**Task objective:**
Restate the records below word for word.

**Supplied records:**
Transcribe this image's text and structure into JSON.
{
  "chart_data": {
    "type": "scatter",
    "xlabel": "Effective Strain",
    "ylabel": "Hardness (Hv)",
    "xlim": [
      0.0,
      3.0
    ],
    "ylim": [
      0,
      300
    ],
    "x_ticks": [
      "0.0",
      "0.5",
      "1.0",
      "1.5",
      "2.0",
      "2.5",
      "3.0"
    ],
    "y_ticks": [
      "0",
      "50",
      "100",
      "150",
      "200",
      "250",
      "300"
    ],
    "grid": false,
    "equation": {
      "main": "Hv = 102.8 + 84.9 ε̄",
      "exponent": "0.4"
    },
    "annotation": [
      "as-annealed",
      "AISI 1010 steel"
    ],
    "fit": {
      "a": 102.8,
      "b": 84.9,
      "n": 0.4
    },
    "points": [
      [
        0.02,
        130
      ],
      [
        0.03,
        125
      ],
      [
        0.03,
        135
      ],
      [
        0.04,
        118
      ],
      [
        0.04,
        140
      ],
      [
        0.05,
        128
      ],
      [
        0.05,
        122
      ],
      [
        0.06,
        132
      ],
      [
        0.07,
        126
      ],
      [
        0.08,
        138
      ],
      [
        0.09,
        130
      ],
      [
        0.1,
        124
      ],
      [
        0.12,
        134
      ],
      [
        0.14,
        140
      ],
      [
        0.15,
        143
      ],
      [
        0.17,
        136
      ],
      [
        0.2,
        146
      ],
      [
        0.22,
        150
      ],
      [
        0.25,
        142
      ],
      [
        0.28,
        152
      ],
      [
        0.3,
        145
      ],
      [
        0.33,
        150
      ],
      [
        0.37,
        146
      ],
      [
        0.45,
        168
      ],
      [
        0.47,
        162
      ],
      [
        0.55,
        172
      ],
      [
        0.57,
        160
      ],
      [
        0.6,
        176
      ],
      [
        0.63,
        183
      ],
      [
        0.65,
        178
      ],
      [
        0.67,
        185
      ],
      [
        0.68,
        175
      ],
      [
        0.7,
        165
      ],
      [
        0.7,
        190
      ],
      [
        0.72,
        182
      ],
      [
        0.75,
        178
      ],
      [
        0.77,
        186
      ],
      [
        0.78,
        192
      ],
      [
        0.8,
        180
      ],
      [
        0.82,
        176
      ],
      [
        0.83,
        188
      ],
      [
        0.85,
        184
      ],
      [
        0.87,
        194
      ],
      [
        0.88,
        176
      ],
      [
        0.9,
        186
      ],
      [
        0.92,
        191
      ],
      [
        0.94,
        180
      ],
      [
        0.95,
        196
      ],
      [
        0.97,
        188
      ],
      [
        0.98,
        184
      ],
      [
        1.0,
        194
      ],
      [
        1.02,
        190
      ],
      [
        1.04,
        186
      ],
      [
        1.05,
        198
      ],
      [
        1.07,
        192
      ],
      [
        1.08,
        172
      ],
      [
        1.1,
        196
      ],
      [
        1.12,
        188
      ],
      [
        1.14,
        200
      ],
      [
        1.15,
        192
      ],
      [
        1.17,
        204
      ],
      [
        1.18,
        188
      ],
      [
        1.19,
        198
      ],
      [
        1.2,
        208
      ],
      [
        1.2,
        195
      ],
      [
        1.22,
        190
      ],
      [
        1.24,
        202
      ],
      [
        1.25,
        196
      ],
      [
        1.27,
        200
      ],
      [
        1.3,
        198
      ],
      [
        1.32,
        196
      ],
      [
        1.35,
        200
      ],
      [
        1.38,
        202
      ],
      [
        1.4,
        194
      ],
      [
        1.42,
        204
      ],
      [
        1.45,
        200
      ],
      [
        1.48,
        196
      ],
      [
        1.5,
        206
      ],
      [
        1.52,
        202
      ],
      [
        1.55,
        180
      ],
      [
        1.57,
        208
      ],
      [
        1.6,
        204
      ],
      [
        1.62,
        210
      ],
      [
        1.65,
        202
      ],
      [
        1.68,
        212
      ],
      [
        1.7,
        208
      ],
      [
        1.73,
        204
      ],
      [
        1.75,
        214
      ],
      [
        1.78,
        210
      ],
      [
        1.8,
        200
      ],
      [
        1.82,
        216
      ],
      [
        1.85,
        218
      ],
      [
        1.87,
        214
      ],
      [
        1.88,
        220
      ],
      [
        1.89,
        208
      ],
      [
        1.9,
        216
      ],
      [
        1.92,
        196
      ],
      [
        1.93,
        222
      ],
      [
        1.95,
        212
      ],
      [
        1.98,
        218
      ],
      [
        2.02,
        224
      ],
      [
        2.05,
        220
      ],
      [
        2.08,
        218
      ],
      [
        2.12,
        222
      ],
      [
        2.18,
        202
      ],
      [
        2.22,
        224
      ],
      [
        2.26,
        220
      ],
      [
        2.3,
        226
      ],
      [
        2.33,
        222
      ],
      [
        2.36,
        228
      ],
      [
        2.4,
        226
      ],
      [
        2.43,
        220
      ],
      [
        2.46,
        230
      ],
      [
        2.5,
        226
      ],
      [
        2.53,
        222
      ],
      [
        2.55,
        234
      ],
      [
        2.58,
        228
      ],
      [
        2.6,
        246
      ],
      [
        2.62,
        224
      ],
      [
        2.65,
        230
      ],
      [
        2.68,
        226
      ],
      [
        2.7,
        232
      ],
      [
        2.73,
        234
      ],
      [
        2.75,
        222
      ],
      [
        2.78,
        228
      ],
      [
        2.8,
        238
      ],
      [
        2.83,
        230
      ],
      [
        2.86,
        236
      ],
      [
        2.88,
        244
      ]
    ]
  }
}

**Written solution:**
Transcribe this image's text and structure into JSON.
{
  "chart_data": {
    "type": "scatter",
    "xlabel": "Effective Strain",
    "ylabel": "Hardness (Hv)",
    "xlim": [
      0.0,
      3.0
    ],
    "ylim": [
      0,
      300
    ],
    "x_ticks": [
      "0.0",
      "0.5",
      "1.0",
      "1.5",
      "2.0",
      "2.5",
      "3.0"
    ],
    "y_ticks": [
      "0",
      "50",
      "100",
      "150",
      "200",
      "250",
      "300"
    ],
    "grid": false,
    "equation": {
      "main": "Hv = 102.8 + 84.9 ε̄",
      "exponent": "0.4"
    },
    "annotation": [
      "as-annealed",
      "AISI 1010 steel"
    ],
    "fit": {
      "a": 102.8,
      "b": 84.9,
      "n": 0.4
    },
    "points": [
      [
        0.02,
        130
      ],
      [
        0.03,
        125
      ],
      [
        0.03,
        135
      ],
      [
        0.04,
        118
      ],
      [
        0.04,
        140
      ],
      [
        0.05,
        128
      ],
      [
        0.05,
        122
      ],
      [
        0.06,
        132
      ],
      [
        0.07,
        126
      ],
      [
        0.08,
        138
      ],
      [
        0.09,
        130
      ],
      [
        0.1,
        124
      ],
      [
        0.12,
        134
      ],
      [
        0.14,
        140
      ],
      [
        0.15,
        143
      ],
      [
        0.17,
        136
      ],
      [
        0.2,
        146
      ],
      [
        0.22,
        150
      ],
      [
        0.25,
        142
      ],
      [
        0.28,
        152
      ],
      [
        0.3,
        145
      ],
      [
        0.33,
        150
      ],
      [
        0.37,
        146
      ],
      [
        0.45,
        168
      ],
      [
        0.47,
        162
      ],
      [
        0.55,
        172
      ],
      [
        0.57,
        160
      ],
      [
        0.6,
        176
      ],
      [
        0.63,
        183
      ],
      [
        0.65,
        178
      ],
      [
        0.67,
        185
      ],
      [
        0.68,
        175
      ],
      [
        0.7,
        165
      ],
      [
        0.7,
        190
      ],
      [
        0.72,
        182
      ],
      [
        0.75,
        178
      ],
      [
        0.77,
        186
      ],
      [
        0.78,
        192
      ],
      [
        0.8,
        180
      ],
      [
        0.82,
        176
      ],
      [
        0.83,
        188
      ],
      [
        0.85,
        184
      ],
      [
        0.87,
        194
      ],
      [
        0.88,
        176
      ],
      [
        0.9,
        186
      ],
      [
        0.92,
        191
      ],
      [
        0.94,
        180
      ],
      [
        0.95,
        196
      ],
      [
        0.97,
        188
      ],
      [
        0.98,
        184
      ],
      [
        1.0,
        194
      ],
      [
        1.02,
        190
      ],
      [
        1.04,
        186
      ],
      [
        1.05,
        198
      ],
      [
        1.07,
        192
      ],
      [
        1.08,
        172
      ],
      [
        1.1,
        196
      ],
      [
        1.12,
        188
      ],
      [
        1.14,
        200
      ],
      [
        1.15,
        192
      ],
      [
        1.17,
        204
      ],
      [
        1.18,
        188
      ],
      [
        1.19,
        198
      ],
      [
        1.2,
        208
      ],
      [
        1.2,
        195
      ],
      [
        1.22,
        190
      ],
      [
        1.24,
        202
      ],
      [
        1.25,
        196
      ],
      [
        1.27,
        200
      ],
      [
        1.3,
        198
      ],
      [
        1.32,
        196
      ],
      [
        1.35,
        200
      ],
      [
        1.38,
        202
      ],
      [
        1.4,
        194
      ],
      [
        1.42,
        204
      ],
      [
        1.45,
        200
      ],
      [
        1.48,
        196
      ],
      [
        1.5,
        206
      ],
      [
        1.52,
        202
      ],
      [
        1.55,
        180
      ],
      [
        1.57,
        208
      ],
      [
        1.6,
        204
      ],
      [
        1.62,
        210
      ],
      [
        1.65,
        202
      ],
      [
        1.68,
        212
      ],
      [
        1.7,
        208
      ],
      [
        1.73,
        204
      ],
      [
        1.75,
        214
      ],
      [
        1.78,
        210
      ],
      [
        1.8,
        200
      ],
      [
        1.82,
        216
      ],
      [
        1.85,
        218
      ],
      [
        1.87,
        214
      ],
      [
        1.88,
        220
      ],
      [
        1.89,
        208
      ],
      [
        1.9,
        216
      ],
      [
        1.92,
        196
      ],
      [
        1.93,
        222
      ],
      [
        1.95,
        212
      ],
      [
        1.98,
        218
      ],
      [
        2.02,
        224
      ],
      [
        2.05,
        220
      ],
      [
        2.08,
        218
      ],
      [
        2.12,
        222
      ],
      [
        2.18,
        202
      ],
      [
        2.22,
        224
      ],
      [
        2.26,
        220
      ],
      [
        2.3,
        226
      ],
      [
        2.33,
        222
      ],
      [
        2.36,
        228
      ],
      [
        2.4,
        226
      ],
      [
        2.43,
        220
      ],
      [
        2.46,
        230
      ],
      [
        2.5,
        226
      ],
      [
        2.53,
        222
      ],
      [
        2.55,
        234
      ],
      [
        2.58,
        228
      ],
      [
        2.6,
        246
      ],
      [
        2.62,
        224
      ],
      [
        2.65,
        230
      ],
      [
        2.68,
        226
      ],
      [
        2.7,
        232
      ],
      [
        2.73,
        234
      ],
      [
        2.75,
        222
      ],
      [
        2.78,
        228
      ],
      [
        2.8,
        238
      ],
      [
        2.83,
        230
      ],
      [
        2.86,
        236
      ],
      [
        2.88,
        244
      ]
    ]
  }
}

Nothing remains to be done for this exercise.